* RECORD EXTRACTS *
----------------------------------------

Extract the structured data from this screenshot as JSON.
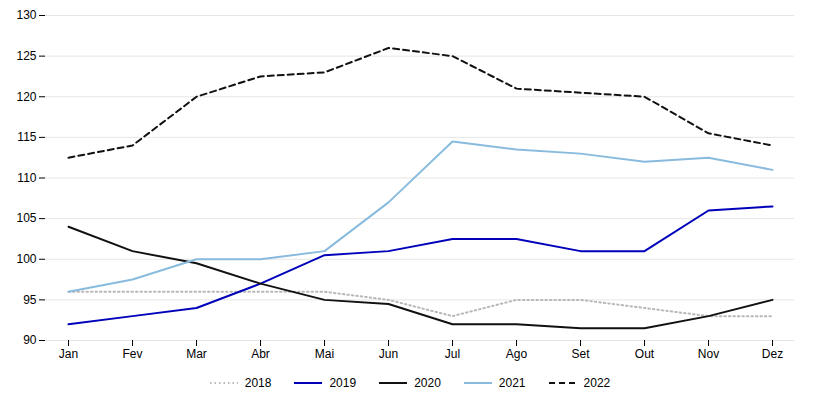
{
  "chart_data": {
    "type": "line",
    "categories": [
      "Jan",
      "Fev",
      "Mar",
      "Abr",
      "Mai",
      "Jun",
      "Jul",
      "Ago",
      "Set",
      "Out",
      "Nov",
      "Dez"
    ],
    "series": [
      {
        "name": "2018",
        "color": "#b8b8b8",
        "line_style": "dotted",
        "values": [
          96,
          96,
          96,
          96,
          96,
          95,
          93,
          95,
          95,
          94,
          93,
          93
        ]
      },
      {
        "name": "2019",
        "color": "#0000bb",
        "line_style": "solid",
        "values": [
          92,
          93,
          94,
          97,
          100.5,
          101,
          102.5,
          102.5,
          101,
          101,
          106,
          106.5
        ]
      },
      {
        "name": "2020",
        "color": "#111111",
        "line_style": "solid",
        "values": [
          104,
          101,
          99.5,
          97,
          95,
          94.5,
          92,
          92,
          91.5,
          91.5,
          93,
          95
        ]
      },
      {
        "name": "2021",
        "color": "#88bbdd",
        "line_style": "solid",
        "values": [
          96,
          97.5,
          100,
          100,
          101,
          107,
          114.5,
          113.5,
          113,
          112,
          112.5,
          111
        ]
      },
      {
        "name": "2022",
        "color": "#111111",
        "line_style": "dashed",
        "values": [
          112.5,
          114,
          120,
          122.5,
          123,
          126,
          125,
          121,
          120.5,
          120,
          115.5,
          114
        ]
      }
    ],
    "ylim": [
      90,
      130
    ],
    "yticks": [
      90,
      95,
      100,
      105,
      110,
      115,
      120,
      125,
      130
    ],
    "grid": true,
    "legend": "bottom"
  }
}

----------------------------------------

* EXERCISE BRIEF *
Copy each line holding the word "name" from the listing above.

* EXERCISE ANSWER *
        "name": "2018",
        "name": "2019",
        "name": "2020",
        "name": "2021",
        "name": "2022",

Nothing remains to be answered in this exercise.